--- DATASET RECORDS ---
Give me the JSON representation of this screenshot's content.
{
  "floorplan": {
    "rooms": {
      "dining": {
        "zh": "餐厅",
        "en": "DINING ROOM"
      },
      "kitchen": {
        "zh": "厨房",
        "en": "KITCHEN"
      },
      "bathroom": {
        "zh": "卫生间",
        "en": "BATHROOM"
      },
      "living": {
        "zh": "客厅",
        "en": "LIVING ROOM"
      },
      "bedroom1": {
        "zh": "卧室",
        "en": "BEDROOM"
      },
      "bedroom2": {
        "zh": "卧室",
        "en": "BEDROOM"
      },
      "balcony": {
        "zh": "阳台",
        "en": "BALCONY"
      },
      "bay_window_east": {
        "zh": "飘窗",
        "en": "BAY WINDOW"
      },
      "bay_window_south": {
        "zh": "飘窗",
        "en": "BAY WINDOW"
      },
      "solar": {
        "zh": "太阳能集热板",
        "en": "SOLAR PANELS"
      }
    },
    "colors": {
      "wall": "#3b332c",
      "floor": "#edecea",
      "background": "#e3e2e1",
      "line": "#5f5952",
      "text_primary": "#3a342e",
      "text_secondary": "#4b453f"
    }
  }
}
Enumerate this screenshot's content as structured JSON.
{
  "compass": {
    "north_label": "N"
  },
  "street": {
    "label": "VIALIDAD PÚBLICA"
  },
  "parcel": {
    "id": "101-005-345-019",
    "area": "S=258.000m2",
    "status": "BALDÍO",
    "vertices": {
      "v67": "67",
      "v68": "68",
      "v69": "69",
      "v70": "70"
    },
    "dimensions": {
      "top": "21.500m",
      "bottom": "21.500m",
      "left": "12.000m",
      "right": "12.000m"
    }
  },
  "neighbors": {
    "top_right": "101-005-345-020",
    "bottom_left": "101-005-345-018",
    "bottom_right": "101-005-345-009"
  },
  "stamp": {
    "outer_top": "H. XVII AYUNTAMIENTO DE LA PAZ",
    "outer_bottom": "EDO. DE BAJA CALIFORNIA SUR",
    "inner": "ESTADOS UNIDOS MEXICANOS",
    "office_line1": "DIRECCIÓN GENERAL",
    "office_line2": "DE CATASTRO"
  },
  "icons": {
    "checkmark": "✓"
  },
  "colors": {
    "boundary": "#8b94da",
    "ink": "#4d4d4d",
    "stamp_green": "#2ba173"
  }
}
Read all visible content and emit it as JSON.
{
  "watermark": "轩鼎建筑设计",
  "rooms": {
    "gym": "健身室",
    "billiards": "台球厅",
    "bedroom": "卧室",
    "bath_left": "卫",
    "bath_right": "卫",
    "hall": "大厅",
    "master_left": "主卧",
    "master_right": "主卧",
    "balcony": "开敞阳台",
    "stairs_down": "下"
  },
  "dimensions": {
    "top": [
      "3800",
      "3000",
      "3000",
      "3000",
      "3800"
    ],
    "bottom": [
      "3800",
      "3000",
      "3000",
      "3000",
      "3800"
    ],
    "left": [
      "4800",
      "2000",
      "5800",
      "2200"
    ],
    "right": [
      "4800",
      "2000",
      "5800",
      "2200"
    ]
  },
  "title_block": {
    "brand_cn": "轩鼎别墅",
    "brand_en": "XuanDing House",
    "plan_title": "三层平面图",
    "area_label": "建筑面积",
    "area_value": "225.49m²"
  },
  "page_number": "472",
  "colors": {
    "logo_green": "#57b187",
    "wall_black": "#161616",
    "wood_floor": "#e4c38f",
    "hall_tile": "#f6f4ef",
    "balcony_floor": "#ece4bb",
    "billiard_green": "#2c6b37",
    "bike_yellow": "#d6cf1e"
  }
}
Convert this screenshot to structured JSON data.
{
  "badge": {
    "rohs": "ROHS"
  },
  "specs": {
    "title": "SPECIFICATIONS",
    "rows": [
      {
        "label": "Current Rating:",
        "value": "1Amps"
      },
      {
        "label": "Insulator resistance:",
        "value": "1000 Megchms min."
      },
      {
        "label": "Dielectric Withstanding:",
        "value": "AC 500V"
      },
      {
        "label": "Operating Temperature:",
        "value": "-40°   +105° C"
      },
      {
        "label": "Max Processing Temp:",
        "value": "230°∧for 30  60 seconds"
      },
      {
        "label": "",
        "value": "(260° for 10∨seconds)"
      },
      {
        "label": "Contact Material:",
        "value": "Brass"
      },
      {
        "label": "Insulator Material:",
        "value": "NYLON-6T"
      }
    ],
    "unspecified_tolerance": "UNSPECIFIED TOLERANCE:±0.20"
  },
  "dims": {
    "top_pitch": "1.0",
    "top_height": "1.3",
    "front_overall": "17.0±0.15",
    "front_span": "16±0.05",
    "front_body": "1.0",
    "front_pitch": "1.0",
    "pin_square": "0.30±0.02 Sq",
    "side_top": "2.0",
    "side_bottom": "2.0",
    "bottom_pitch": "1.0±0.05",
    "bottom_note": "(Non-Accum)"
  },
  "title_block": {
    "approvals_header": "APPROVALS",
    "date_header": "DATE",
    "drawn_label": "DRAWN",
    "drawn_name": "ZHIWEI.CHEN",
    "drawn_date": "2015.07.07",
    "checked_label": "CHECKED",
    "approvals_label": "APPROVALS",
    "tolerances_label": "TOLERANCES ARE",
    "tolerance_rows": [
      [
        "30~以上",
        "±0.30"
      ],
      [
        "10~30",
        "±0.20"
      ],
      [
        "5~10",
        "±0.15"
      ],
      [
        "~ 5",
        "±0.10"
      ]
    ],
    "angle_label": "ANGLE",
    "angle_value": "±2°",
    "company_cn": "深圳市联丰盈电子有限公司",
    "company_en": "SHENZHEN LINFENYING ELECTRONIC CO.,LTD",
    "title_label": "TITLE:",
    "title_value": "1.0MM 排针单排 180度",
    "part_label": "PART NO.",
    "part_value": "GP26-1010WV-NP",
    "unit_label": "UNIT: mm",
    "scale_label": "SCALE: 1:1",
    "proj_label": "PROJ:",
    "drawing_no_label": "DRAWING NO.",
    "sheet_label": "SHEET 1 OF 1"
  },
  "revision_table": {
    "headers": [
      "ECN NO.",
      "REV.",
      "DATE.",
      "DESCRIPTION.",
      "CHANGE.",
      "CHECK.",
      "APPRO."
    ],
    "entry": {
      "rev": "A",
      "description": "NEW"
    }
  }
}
---
Reproduce the records above exactly.

Give me the JSON representation of this screenshot's content.
{
  "floorplan": {
    "rooms": {
      "dining": {
        "zh": "餐厅",
        "en": "DINING ROOM"
      },
      "kitchen": {
        "zh": "厨房",
        "en": "KITCHEN"
      },
      "bathroom": {
        "zh": "卫生间",
        "en": "BATHROOM"
      },
      "living": {
        "zh": "客厅",
        "en": "LIVING ROOM"
      },
      "bedroom1": {
        "zh": "卧室",
        "en": "BEDROOM"
      },
      "bedroom2": {
        "zh": "卧室",
        "en": "BEDROOM"
      },
      "balcony": {
        "zh": "阳台",
        "en": "BALCONY"
      },
      "bay_window_east": {
        "zh": "飘窗",
        "en": "BAY WINDOW"
      },
      "bay_window_south": {
        "zh": "飘窗",
        "en": "BAY WINDOW"
      },
      "solar": {
        "zh": "太阳能集热板",
        "en": "SOLAR PANELS"
      }
    },
    "colors": {
      "wall": "#3b332c",
      "floor": "#edecea",
      "background": "#e3e2e1",
      "line": "#5f5952",
      "text_primary": "#3a342e",
      "text_secondary": "#4b453f"
    }
  }
}
Enumerate this screenshot's content as structured JSON.
{
  "compass": {
    "north_label": "N"
  },
  "street": {
    "label": "VIALIDAD PÚBLICA"
  },
  "parcel": {
    "id": "101-005-345-019",
    "area": "S=258.000m2",
    "status": "BALDÍO",
    "vertices": {
      "v67": "67",
      "v68": "68",
      "v69": "69",
      "v70": "70"
    },
    "dimensions": {
      "top": "21.500m",
      "bottom": "21.500m",
      "left": "12.000m",
      "right": "12.000m"
    }
  },
  "neighbors": {
    "top_right": "101-005-345-020",
    "bottom_left": "101-005-345-018",
    "bottom_right": "101-005-345-009"
  },
  "stamp": {
    "outer_top": "H. XVII AYUNTAMIENTO DE LA PAZ",
    "outer_bottom": "EDO. DE BAJA CALIFORNIA SUR",
    "inner": "ESTADOS UNIDOS MEXICANOS",
    "office_line1": "DIRECCIÓN GENERAL",
    "office_line2": "DE CATASTRO"
  },
  "icons": {
    "checkmark": "✓"
  },
  "colors": {
    "boundary": "#8b94da",
    "ink": "#4d4d4d",
    "stamp_green": "#2ba173"
  }
}
Read all visible content and emit it as JSON.
{
  "watermark": "轩鼎建筑设计",
  "rooms": {
    "gym": "健身室",
    "billiards": "台球厅",
    "bedroom": "卧室",
    "bath_left": "卫",
    "bath_right": "卫",
    "hall": "大厅",
    "master_left": "主卧",
    "master_right": "主卧",
    "balcony": "开敞阳台",
    "stairs_down": "下"
  },
  "dimensions": {
    "top": [
      "3800",
      "3000",
      "3000",
      "3000",
      "3800"
    ],
    "bottom": [
      "3800",
      "3000",
      "3000",
      "3000",
      "3800"
    ],
    "left": [
      "4800",
      "2000",
      "5800",
      "2200"
    ],
    "right": [
      "4800",
      "2000",
      "5800",
      "2200"
    ]
  },
  "title_block": {
    "brand_cn": "轩鼎别墅",
    "brand_en": "XuanDing House",
    "plan_title": "三层平面图",
    "area_label": "建筑面积",
    "area_value": "225.49m²"
  },
  "page_number": "472",
  "colors": {
    "logo_green": "#57b187",
    "wall_black": "#161616",
    "wood_floor": "#e4c38f",
    "hall_tile": "#f6f4ef",
    "balcony_floor": "#ece4bb",
    "billiard_green": "#2c6b37",
    "bike_yellow": "#d6cf1e"
  }
}
Convert this screenshot to structured JSON data.
{
  "badge": {
    "rohs": "ROHS"
  },
  "specs": {
    "title": "SPECIFICATIONS",
    "rows": [
      {
        "label": "Current Rating:",
        "value": "1Amps"
      },
      {
        "label": "Insulator resistance:",
        "value": "1000 Megchms min."
      },
      {
        "label": "Dielectric Withstanding:",
        "value": "AC 500V"
      },
      {
        "label": "Operating Temperature:",
        "value": "-40°   +105° C"
      },
      {
        "label": "Max Processing Temp:",
        "value": "230°∧for 30  60 seconds"
      },
      {
        "label": "",
        "value": "(260° for 10∨seconds)"
      },
      {
        "label": "Contact Material:",
        "value": "Brass"
      },
      {
        "label": "Insulator Material:",
        "value": "NYLON-6T"
      }
    ],
    "unspecified_tolerance": "UNSPECIFIED TOLERANCE:±0.20"
  },
  "dims": {
    "top_pitch": "1.0",
    "top_height": "1.3",
    "front_overall": "17.0±0.15",
    "front_span": "16±0.05",
    "front_body": "1.0",
    "front_pitch": "1.0",
    "pin_square": "0.30±0.02 Sq",
    "side_top": "2.0",
    "side_bottom": "2.0",
    "bottom_pitch": "1.0±0.05",
    "bottom_note": "(Non-Accum)"
  },
  "title_block": {
    "approvals_header": "APPROVALS",
    "date_header": "DATE",
    "drawn_label": "DRAWN",
    "drawn_name": "ZHIWEI.CHEN",
    "drawn_date": "2015.07.07",
    "checked_label": "CHECKED",
    "approvals_label": "APPROVALS",
    "tolerances_label": "TOLERANCES ARE",
    "tolerance_rows": [
      [
        "30~以上",
        "±0.30"
      ],
      [
        "10~30",
        "±0.20"
      ],
      [
        "5~10",
        "±0.15"
      ],
      [
        "~ 5",
        "±0.10"
      ]
    ],
    "angle_label": "ANGLE",
    "angle_value": "±2°",
    "company_cn": "深圳市联丰盈电子有限公司",
    "company_en": "SHENZHEN LINFENYING ELECTRONIC CO.,LTD",
    "title_label": "TITLE:",
    "title_value": "1.0MM 排针单排 180度",
    "part_label": "PART NO.",
    "part_value": "GP26-1010WV-NP",
    "unit_label": "UNIT: mm",
    "scale_label": "SCALE: 1:1",
    "proj_label": "PROJ:",
    "drawing_no_label": "DRAWING NO.",
    "sheet_label": "SHEET 1 OF 1"
  },
  "revision_table": {
    "headers": [
      "ECN NO.",
      "REV.",
      "DATE.",
      "DESCRIPTION.",
      "CHANGE.",
      "CHECK.",
      "APPRO."
    ],
    "entry": {
      "rev": "A",
      "description": "NEW"
    }
  }
}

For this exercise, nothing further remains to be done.